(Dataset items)
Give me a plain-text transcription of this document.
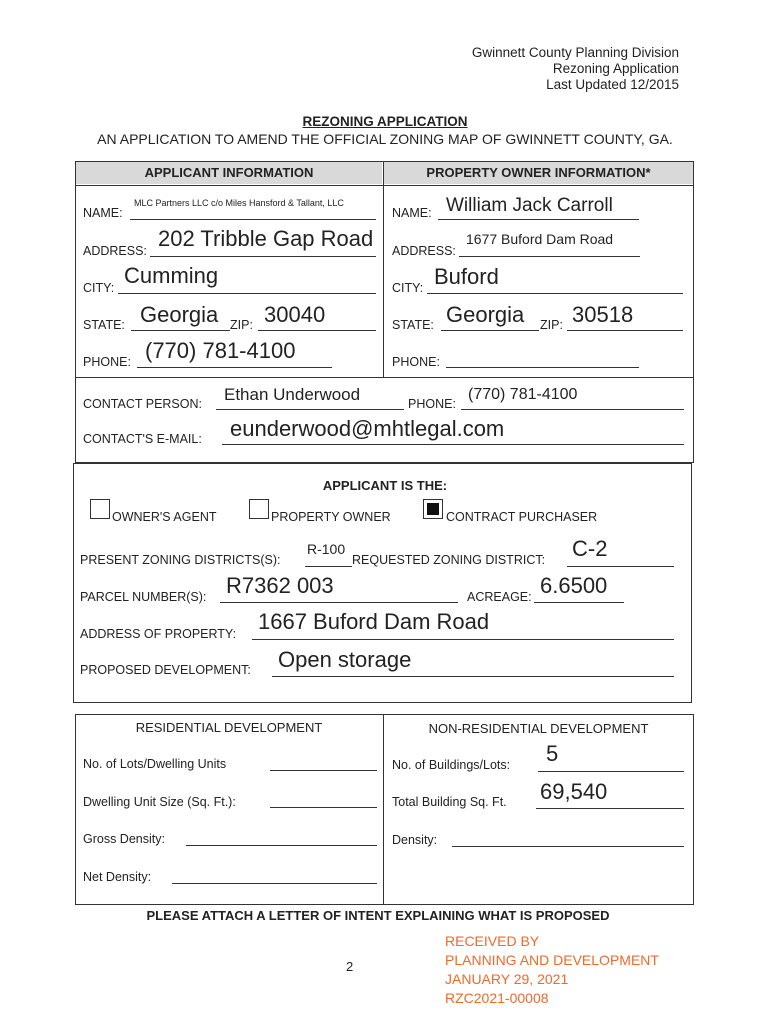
Gwinnett County Planning Division
Rezoning Application
Last Updated 12/2015
REZONING APPLICATION
AN APPLICATION TO AMEND THE OFFICIAL ZONING MAP OF GWINNETT COUNTY, GA.
APPLICANT INFORMATION	PROPERTY OWNER INFORMATION*
NAME:
MLC Partners LLC c/o Miles Hansford & Tallant, LLC
ADDRESS: 202 Tribble Gap Road
CITY: Cumming
STATE: Georgia ZIP: 30040
PHONE: (770) 781-4100
NAME: William Jack Carroll
ADDRESS:
1677 Buford Dam Road
CITY: Buford
STATE: Georgia ZIP: 30518
PHONE:
CONTACT PERSON: Ethan Underwood	PHONE:
(770) 781-4100
CONTACT'S E-MAIL: eunderwood@mhtlegal.com
APPLICANT IS THE:
OWNER'S AGENT	PROPERTY OWNER	CONTRACT PURCHASER
PRESENT ZONING DISTRICTS(S):
R-100
REQUESTED ZONING DISTRICT: C-2
PARCEL NUMBER(S): R7362 003	ACREAGE: 6.6500
ADDRESS OF PROPERTY: 1667 Buford Dam Road
PROPOSED DEVELOPMENT: Open storage
RESIDENTIAL DEVELOPMENT	NON-RESIDENTIAL DEVELOPMENT
No. of Lots/Dwelling Units
Dwelling Unit Size (Sq. Ft.):
Gross Density:
Net Density:
No. of Buildings/Lots: 5
Total Building Sq. Ft. 69,540
Density:
PLEASE ATTACH A LETTER OF INTENT EXPLAINING WHAT IS PROPOSED
2
RECEIVED BY
PLANNING AND DEVELOPMENT
JANUARY 29, 2021
RZC2021-00008
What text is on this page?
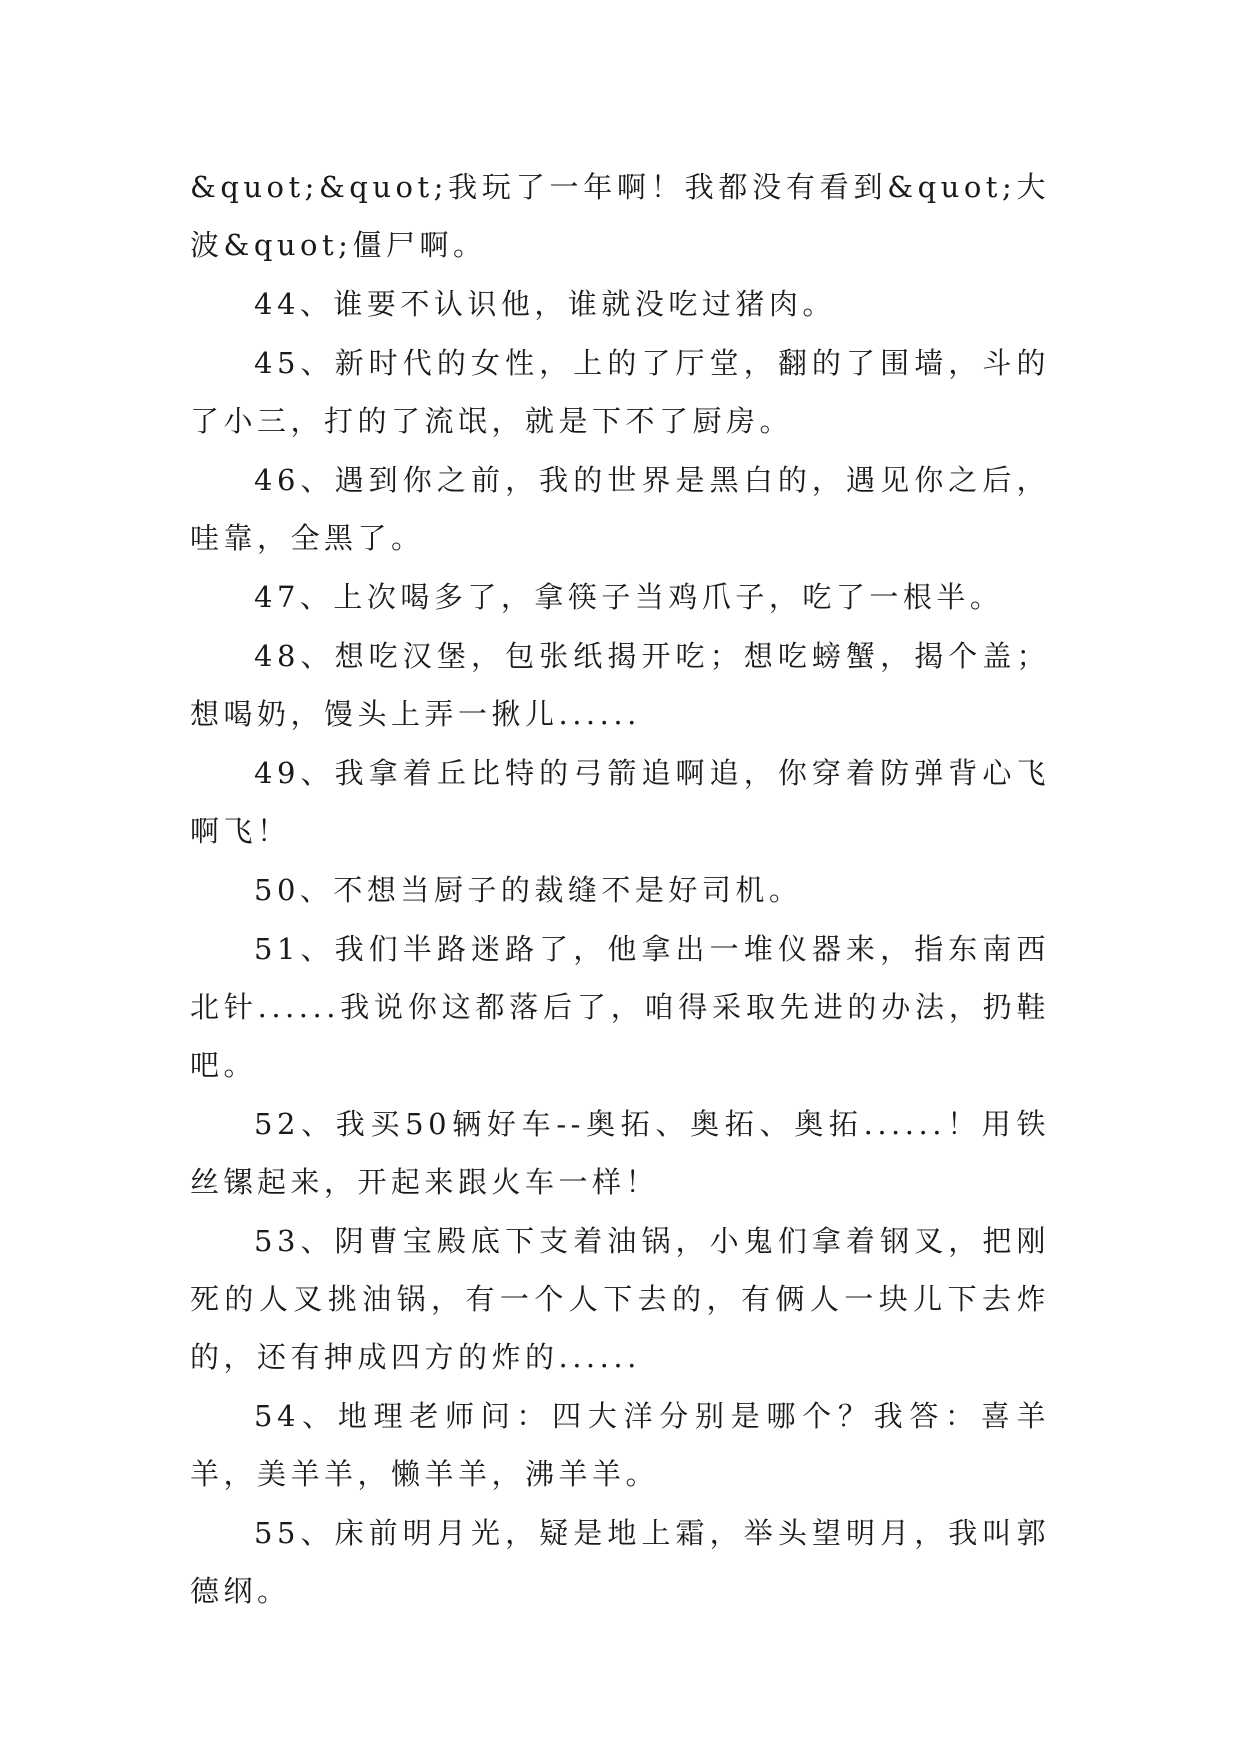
&quot;&quot;我玩了一年啊！我都没有看到&quot;大波&quot;僵尸啊。

44、谁要不认识他，谁就没吃过猪肉。

45、新时代的女性，上的了厅堂，翻的了围墙，斗的了小三，打的了流氓，就是下不了厨房。

46、遇到你之前，我的世界是黑白的，遇见你之后，哇靠，全黑了。

47、上次喝多了，拿筷子当鸡爪子，吃了一根半。

48、想吃汉堡，包张纸揭开吃；想吃螃蟹，揭个盖；想喝奶，馒头上弄一揪儿......

49、我拿着丘比特的弓箭追啊追，你穿着防弹背心飞啊飞！

50、不想当厨子的裁缝不是好司机。

51、我们半路迷路了，他拿出一堆仪器来，指东南西北针......我说你这都落后了，咱得采取先进的办法，扔鞋吧。

52、我买50辆好车--奥拓、奥拓、奥拓......！用铁丝镙起来，开起来跟火车一样！

53、阴曹宝殿底下支着油锅，小鬼们拿着钢叉，把刚死的人叉挑油锅，有一个人下去的，有俩人一块儿下去炸的，还有抻成四方的炸的......

54、地理老师问：四大洋分别是哪个？我答：喜羊羊，美羊羊，懒羊羊，沸羊羊。

55、床前明月光，疑是地上霜，举头望明月，我叫郭德纲。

Aim
The records above must be printed exactly; the pictures stay out.

Written response
Give me a plain-text transcription of this document.
Gwinnett County Planning Division
Rezoning Application
Last Updated 12/2015
REZONING APPLICATION
AN APPLICATION TO AMEND THE OFFICIAL ZONING MAP OF GWINNETT COUNTY, GA.
APPLICANT INFORMATION	PROPERTY OWNER INFORMATION*
NAME:
MLC Partners LLC c/o Miles Hansford & Tallant, LLC
ADDRESS: 202 Tribble Gap Road
CITY: Cumming
STATE: Georgia ZIP: 30040
PHONE: (770) 781-4100
NAME: William Jack Carroll
ADDRESS:
1677 Buford Dam Road
CITY: Buford
STATE: Georgia ZIP: 30518
PHONE:
CONTACT PERSON: Ethan Underwood	PHONE:
(770) 781-4100
CONTACT'S E-MAIL: eunderwood@mhtlegal.com
APPLICANT IS THE:
OWNER'S AGENT	PROPERTY OWNER	CONTRACT PURCHASER
PRESENT ZONING DISTRICTS(S):
R-100
REQUESTED ZONING DISTRICT: C-2
PARCEL NUMBER(S): R7362 003	ACREAGE: 6.6500
ADDRESS OF PROPERTY: 1667 Buford Dam Road
PROPOSED DEVELOPMENT: Open storage
RESIDENTIAL DEVELOPMENT	NON-RESIDENTIAL DEVELOPMENT
No. of Lots/Dwelling Units
Dwelling Unit Size (Sq. Ft.):
Gross Density:
Net Density:
No. of Buildings/Lots: 5
Total Building Sq. Ft. 69,540
Density:
PLEASE ATTACH A LETTER OF INTENT EXPLAINING WHAT IS PROPOSED
2
RECEIVED BY
PLANNING AND DEVELOPMENT
JANUARY 29, 2021
RZC2021-00008
What text is on this page?
&quot;&quot;我玩了一年啊！我都没有看到&quot;大波&quot;僵尸啊。

44、谁要不认识他，谁就没吃过猪肉。

45、新时代的女性，上的了厅堂，翻的了围墙，斗的了小三，打的了流氓，就是下不了厨房。

46、遇到你之前，我的世界是黑白的，遇见你之后，哇靠，全黑了。

47、上次喝多了，拿筷子当鸡爪子，吃了一根半。

48、想吃汉堡，包张纸揭开吃；想吃螃蟹，揭个盖；想喝奶，馒头上弄一揪儿......

49、我拿着丘比特的弓箭追啊追，你穿着防弹背心飞啊飞！

50、不想当厨子的裁缝不是好司机。

51、我们半路迷路了，他拿出一堆仪器来，指东南西北针......我说你这都落后了，咱得采取先进的办法，扔鞋吧。

52、我买50辆好车--奥拓、奥拓、奥拓......！用铁丝镙起来，开起来跟火车一样！

53、阴曹宝殿底下支着油锅，小鬼们拿着钢叉，把刚死的人叉挑油锅，有一个人下去的，有俩人一块儿下去炸的，还有抻成四方的炸的......

54、地理老师问：四大洋分别是哪个？我答：喜羊羊，美羊羊，懒羊羊，沸羊羊。

55、床前明月光，疑是地上霜，举头望明月，我叫郭德纲。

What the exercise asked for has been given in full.